# Work required
Output every line of the material exactly, omitting images.

# Data entries
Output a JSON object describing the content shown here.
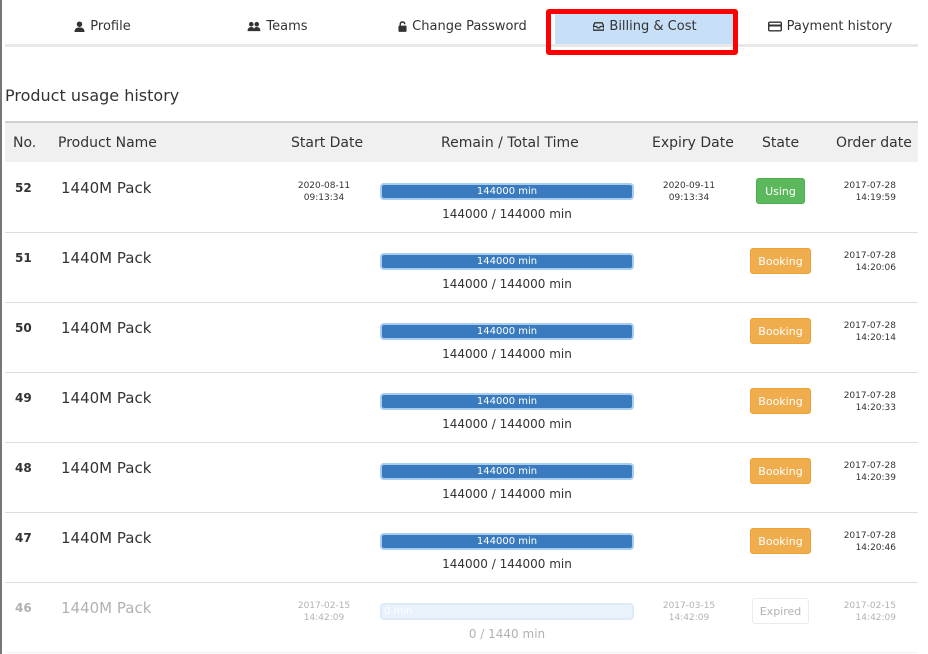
{
  "tabs": [
    {
      "label": "Profile",
      "icon": "user-icon"
    },
    {
      "label": "Teams",
      "icon": "users-icon"
    },
    {
      "label": "Change Password",
      "icon": "lock-icon"
    },
    {
      "label": "Billing & Cost",
      "icon": "inbox-icon",
      "active": true
    },
    {
      "label": "Payment history",
      "icon": "credit-card-icon"
    }
  ],
  "section_title": "Product usage history",
  "columns": [
    "No.",
    "Product Name",
    "Start Date",
    "Remain / Total Time",
    "Expiry Date",
    "State",
    "Order date"
  ],
  "rows": [
    {
      "no": "52",
      "name": "1440M Pack",
      "start_date": "2020-08-11",
      "start_time": "09:13:34",
      "bar_label": "144000 min",
      "remain_text": "144000 / 144000 min",
      "expiry_date": "2020-09-11",
      "expiry_time": "09:13:34",
      "state": "Using",
      "order_date": "2017-07-28",
      "order_time": "14:19:59"
    },
    {
      "no": "51",
      "name": "1440M Pack",
      "start_date": "",
      "start_time": "",
      "bar_label": "144000 min",
      "remain_text": "144000 / 144000 min",
      "expiry_date": "",
      "expiry_time": "",
      "state": "Booking",
      "order_date": "2017-07-28",
      "order_time": "14:20:06"
    },
    {
      "no": "50",
      "name": "1440M Pack",
      "start_date": "",
      "start_time": "",
      "bar_label": "144000 min",
      "remain_text": "144000 / 144000 min",
      "expiry_date": "",
      "expiry_time": "",
      "state": "Booking",
      "order_date": "2017-07-28",
      "order_time": "14:20:14"
    },
    {
      "no": "49",
      "name": "1440M Pack",
      "start_date": "",
      "start_time": "",
      "bar_label": "144000 min",
      "remain_text": "144000 / 144000 min",
      "expiry_date": "",
      "expiry_time": "",
      "state": "Booking",
      "order_date": "2017-07-28",
      "order_time": "14:20:33"
    },
    {
      "no": "48",
      "name": "1440M Pack",
      "start_date": "",
      "start_time": "",
      "bar_label": "144000 min",
      "remain_text": "144000 / 144000 min",
      "expiry_date": "",
      "expiry_time": "",
      "state": "Booking",
      "order_date": "2017-07-28",
      "order_time": "14:20:39"
    },
    {
      "no": "47",
      "name": "1440M Pack",
      "start_date": "",
      "start_time": "",
      "bar_label": "144000 min",
      "remain_text": "144000 / 144000 min",
      "expiry_date": "",
      "expiry_time": "",
      "state": "Booking",
      "order_date": "2017-07-28",
      "order_time": "14:20:46"
    },
    {
      "no": "46",
      "name": "1440M Pack",
      "start_date": "2017-02-15",
      "start_time": "14:42:09",
      "bar_label": "0 min",
      "remain_text": "0 / 1440 min",
      "expiry_date": "2017-03-15",
      "expiry_time": "14:42:09",
      "state": "Expired",
      "order_date": "2017-02-15",
      "order_time": "14:42:09"
    }
  ],
  "colors": {
    "using": "#5cb85c",
    "booking": "#f0ad4e",
    "bar": "#3a7bbf",
    "active_tab": "#c7dff7",
    "highlight": "#ff0000"
  }
}
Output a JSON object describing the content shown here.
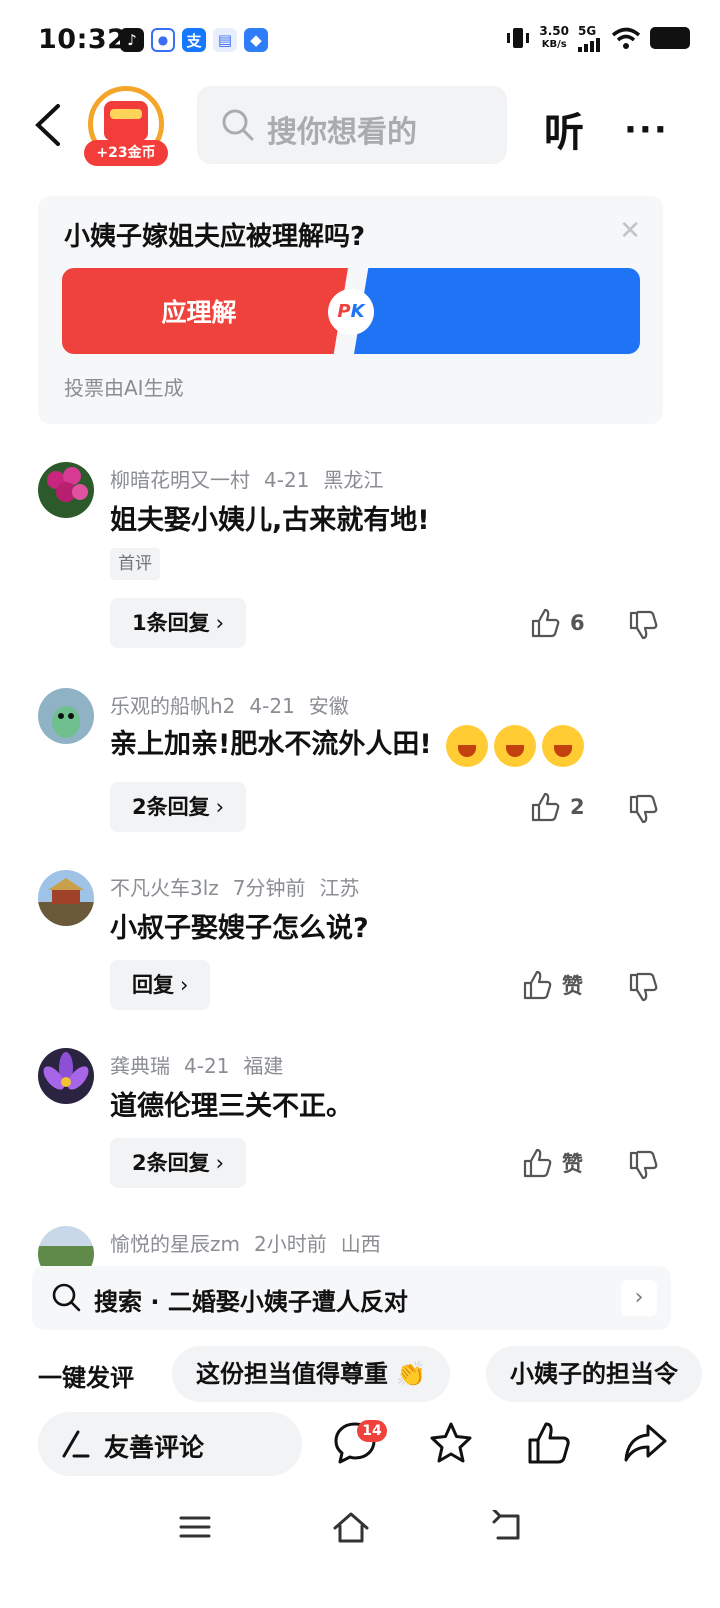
{
  "status_bar": {
    "time": "10:32",
    "net_speed_value": "3.50",
    "net_speed_unit": "KB/s",
    "network": "5G"
  },
  "nav": {
    "coin_label": "+23金币",
    "search_placeholder": "搜你想看的",
    "listen_label": "听",
    "more_label": "···"
  },
  "vote": {
    "question": "小姨子嫁姐夫应被理解吗?",
    "option_left": "应理解",
    "pk_label_p": "P",
    "pk_label_k": "K",
    "note": "投票由AI生成",
    "left_color": "#f0423c",
    "right_color": "#1e74f5"
  },
  "comments": [
    {
      "user": "柳暗花明又一村",
      "date": "4-21",
      "region": "黑龙江",
      "text": "姐夫娶小姨儿,古来就有地!",
      "tag": "首评",
      "reply_label": "1条回复",
      "likes": "6"
    },
    {
      "user": "乐观的船帆h2",
      "date": "4-21",
      "region": "安徽",
      "text": "亲上加亲!肥水不流外人田!",
      "reply_label": "2条回复",
      "likes": "2"
    },
    {
      "user": "不凡火车3lz",
      "date": "7分钟前",
      "region": "江苏",
      "text": "小叔子娶嫂子怎么说?",
      "reply_label": "回复",
      "likes": "赞"
    },
    {
      "user": "龚典瑞",
      "date": "4-21",
      "region": "福建",
      "text": "道德伦理三关不正。",
      "reply_label": "2条回复",
      "likes": "赞"
    },
    {
      "user": "愉悦的星辰zm",
      "date": "2小时前",
      "region": "山西"
    }
  ],
  "suggest": {
    "text": "搜索 · 二婚娶小姨子遭人反对"
  },
  "quick": {
    "label": "一键发评",
    "chips": [
      "这份担当值得尊重",
      "小姨子的担当令"
    ]
  },
  "bottom_bar": {
    "friendly_label": "友善评论",
    "comment_count": "14"
  },
  "accent_color": "#f0423c"
}
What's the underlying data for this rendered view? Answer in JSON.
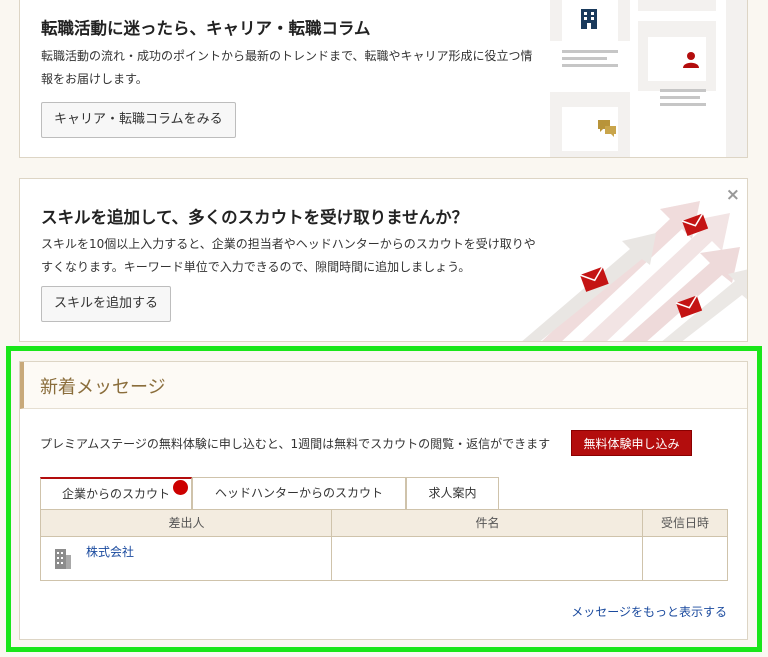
{
  "column_card": {
    "title": "転職活動に迷ったら、キャリア・転職コラム",
    "description": "転職活動の流れ・成功のポイントから最新のトレンドまで、転職やキャリア形成に役立つ情報をお届けします。",
    "button_label": "キャリア・転職コラムをみる"
  },
  "skill_card": {
    "title": "スキルを追加して、多くのスカウトを受け取りませんか？",
    "description": "スキルを10個以上入力すると、企業の担当者やヘッドハンターからのスカウトを受け取りやすくなります。キーワード単位で入力できるので、隙間時間に追加しましょう。",
    "button_label": "スキルを追加する",
    "close_label": "×"
  },
  "messages": {
    "title": "新着メッセージ",
    "promo_text": "プレミアムステージの無料体験に申し込むと、1週間は無料でスカウトの閲覧・返信ができます",
    "promo_button": "無料体験申し込み",
    "tabs": [
      {
        "label": "企業からのスカウト",
        "active": true,
        "badge": true
      },
      {
        "label": "ヘッドハンターからのスカウト",
        "active": false
      },
      {
        "label": "求人案内",
        "active": false
      }
    ],
    "columns": [
      "差出人",
      "件名",
      "受信日時"
    ],
    "rows": [
      {
        "sender": "株式会社",
        "subject": "",
        "date": ""
      }
    ],
    "more_link": "メッセージをもっと表示する"
  },
  "colors": {
    "accent_red": "#b30d0d",
    "highlight": "#19e619",
    "link": "#1a4a9e"
  }
}
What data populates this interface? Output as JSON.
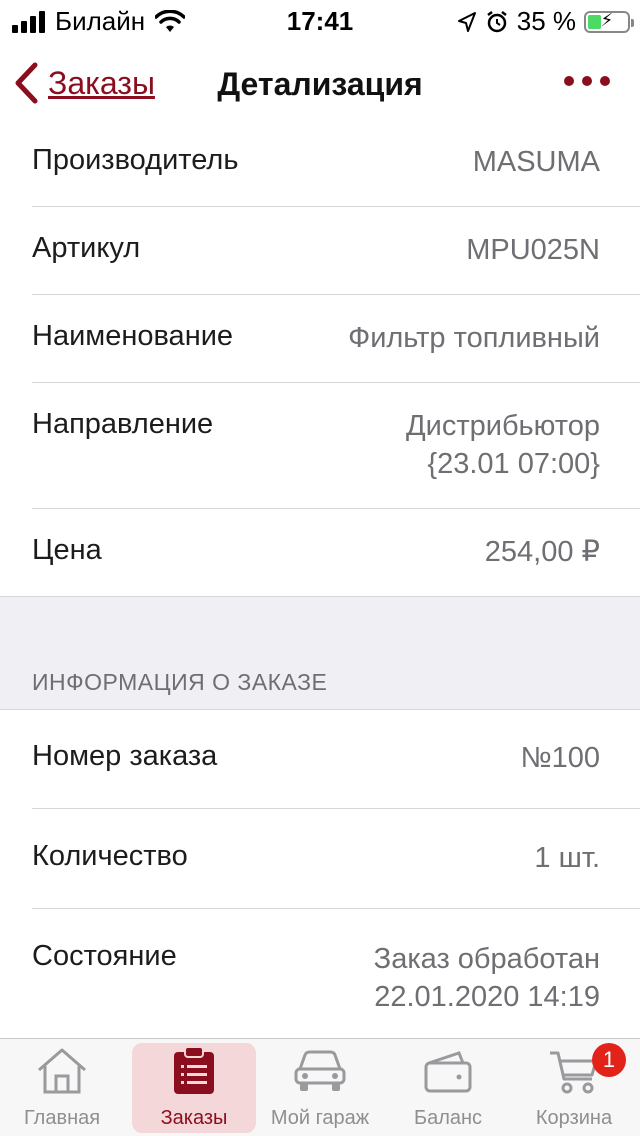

# Complete response
Output a JSON object describing the content shown here.
{
  "tabs": [
    {
      "label": "Profile",
      "icon": "user-icon"
    },
    {
      "label": "Teams",
      "icon": "users-icon"
    },
    {
      "label": "Change Password",
      "icon": "lock-icon"
    },
    {
      "label": "Billing & Cost",
      "icon": "inbox-icon",
      "active": true
    },
    {
      "label": "Payment history",
      "icon": "credit-card-icon"
    }
  ],
  "section_title": "Product usage history",
  "columns": [
    "No.",
    "Product Name",
    "Start Date",
    "Remain / Total Time",
    "Expiry Date",
    "State",
    "Order date"
  ],
  "rows": [
    {
      "no": "52",
      "name": "1440M Pack",
      "start_date": "2020-08-11",
      "start_time": "09:13:34",
      "bar_label": "144000 min",
      "remain_text": "144000 / 144000 min",
      "expiry_date": "2020-09-11",
      "expiry_time": "09:13:34",
      "state": "Using",
      "order_date": "2017-07-28",
      "order_time": "14:19:59"
    },
    {
      "no": "51",
      "name": "1440M Pack",
      "start_date": "",
      "start_time": "",
      "bar_label": "144000 min",
      "remain_text": "144000 / 144000 min",
      "expiry_date": "",
      "expiry_time": "",
      "state": "Booking",
      "order_date": "2017-07-28",
      "order_time": "14:20:06"
    },
    {
      "no": "50",
      "name": "1440M Pack",
      "start_date": "",
      "start_time": "",
      "bar_label": "144000 min",
      "remain_text": "144000 / 144000 min",
      "expiry_date": "",
      "expiry_time": "",
      "state": "Booking",
      "order_date": "2017-07-28",
      "order_time": "14:20:14"
    },
    {
      "no": "49",
      "name": "1440M Pack",
      "start_date": "",
      "start_time": "",
      "bar_label": "144000 min",
      "remain_text": "144000 / 144000 min",
      "expiry_date": "",
      "expiry_time": "",
      "state": "Booking",
      "order_date": "2017-07-28",
      "order_time": "14:20:33"
    },
    {
      "no": "48",
      "name": "1440M Pack",
      "start_date": "",
      "start_time": "",
      "bar_label": "144000 min",
      "remain_text": "144000 / 144000 min",
      "expiry_date": "",
      "expiry_time": "",
      "state": "Booking",
      "order_date": "2017-07-28",
      "order_time": "14:20:39"
    },
    {
      "no": "47",
      "name": "1440M Pack",
      "start_date": "",
      "start_time": "",
      "bar_label": "144000 min",
      "remain_text": "144000 / 144000 min",
      "expiry_date": "",
      "expiry_time": "",
      "state": "Booking",
      "order_date": "2017-07-28",
      "order_time": "14:20:46"
    },
    {
      "no": "46",
      "name": "1440M Pack",
      "start_date": "2017-02-15",
      "start_time": "14:42:09",
      "bar_label": "0 min",
      "remain_text": "0 / 1440 min",
      "expiry_date": "2017-03-15",
      "expiry_time": "14:42:09",
      "state": "Expired",
      "order_date": "2017-02-15",
      "order_time": "14:42:09"
    }
  ],
  "colors": {
    "using": "#5cb85c",
    "booking": "#f0ad4e",
    "bar": "#3a7bbf",
    "active_tab": "#c7dff7",
    "highlight": "#ff0000"
  }
}
Output a JSON object describing the content shown here.
{
  "status_bar": {
    "time": "10:32",
    "net_speed_value": "3.50",
    "net_speed_unit": "KB/s",
    "network": "5G"
  },
  "nav": {
    "coin_label": "+23金币",
    "search_placeholder": "搜你想看的",
    "listen_label": "听",
    "more_label": "···"
  },
  "vote": {
    "question": "小姨子嫁姐夫应被理解吗?",
    "option_left": "应理解",
    "pk_label_p": "P",
    "pk_label_k": "K",
    "note": "投票由AI生成",
    "left_color": "#f0423c",
    "right_color": "#1e74f5"
  },
  "comments": [
    {
      "user": "柳暗花明又一村",
      "date": "4-21",
      "region": "黑龙江",
      "text": "姐夫娶小姨儿,古来就有地!",
      "tag": "首评",
      "reply_label": "1条回复",
      "likes": "6"
    },
    {
      "user": "乐观的船帆h2",
      "date": "4-21",
      "region": "安徽",
      "text": "亲上加亲!肥水不流外人田!",
      "reply_label": "2条回复",
      "likes": "2"
    },
    {
      "user": "不凡火车3lz",
      "date": "7分钟前",
      "region": "江苏",
      "text": "小叔子娶嫂子怎么说?",
      "reply_label": "回复",
      "likes": "赞"
    },
    {
      "user": "龚典瑞",
      "date": "4-21",
      "region": "福建",
      "text": "道德伦理三关不正。",
      "reply_label": "2条回复",
      "likes": "赞"
    },
    {
      "user": "愉悦的星辰zm",
      "date": "2小时前",
      "region": "山西"
    }
  ],
  "suggest": {
    "text": "搜索 · 二婚娶小姨子遭人反对"
  },
  "quick": {
    "label": "一键发评",
    "chips": [
      "这份担当值得尊重",
      "小姨子的担当令"
    ]
  },
  "bottom_bar": {
    "friendly_label": "友善评论",
    "comment_count": "14"
  },
  "accent_color": "#f0423c"
}
What's the underlying data for this rendered view? Answer in JSON.
{
  "column_card": {
    "title": "転職活動に迷ったら、キャリア・転職コラム",
    "description": "転職活動の流れ・成功のポイントから最新のトレンドまで、転職やキャリア形成に役立つ情報をお届けします。",
    "button_label": "キャリア・転職コラムをみる"
  },
  "skill_card": {
    "title": "スキルを追加して、多くのスカウトを受け取りませんか？",
    "description": "スキルを10個以上入力すると、企業の担当者やヘッドハンターからのスカウトを受け取りやすくなります。キーワード単位で入力できるので、隙間時間に追加しましょう。",
    "button_label": "スキルを追加する",
    "close_label": "×"
  },
  "messages": {
    "title": "新着メッセージ",
    "promo_text": "プレミアムステージの無料体験に申し込むと、1週間は無料でスカウトの閲覧・返信ができます",
    "promo_button": "無料体験申し込み",
    "tabs": [
      {
        "label": "企業からのスカウト",
        "active": true,
        "badge": true
      },
      {
        "label": "ヘッドハンターからのスカウト",
        "active": false
      },
      {
        "label": "求人案内",
        "active": false
      }
    ],
    "columns": [
      "差出人",
      "件名",
      "受信日時"
    ],
    "rows": [
      {
        "sender": "株式会社",
        "subject": "",
        "date": ""
      }
    ],
    "more_link": "メッセージをもっと表示する"
  },
  "colors": {
    "accent_red": "#b30d0d",
    "highlight": "#19e619",
    "link": "#1a4a9e"
  }
}
What data populates this interface? Output as JSON.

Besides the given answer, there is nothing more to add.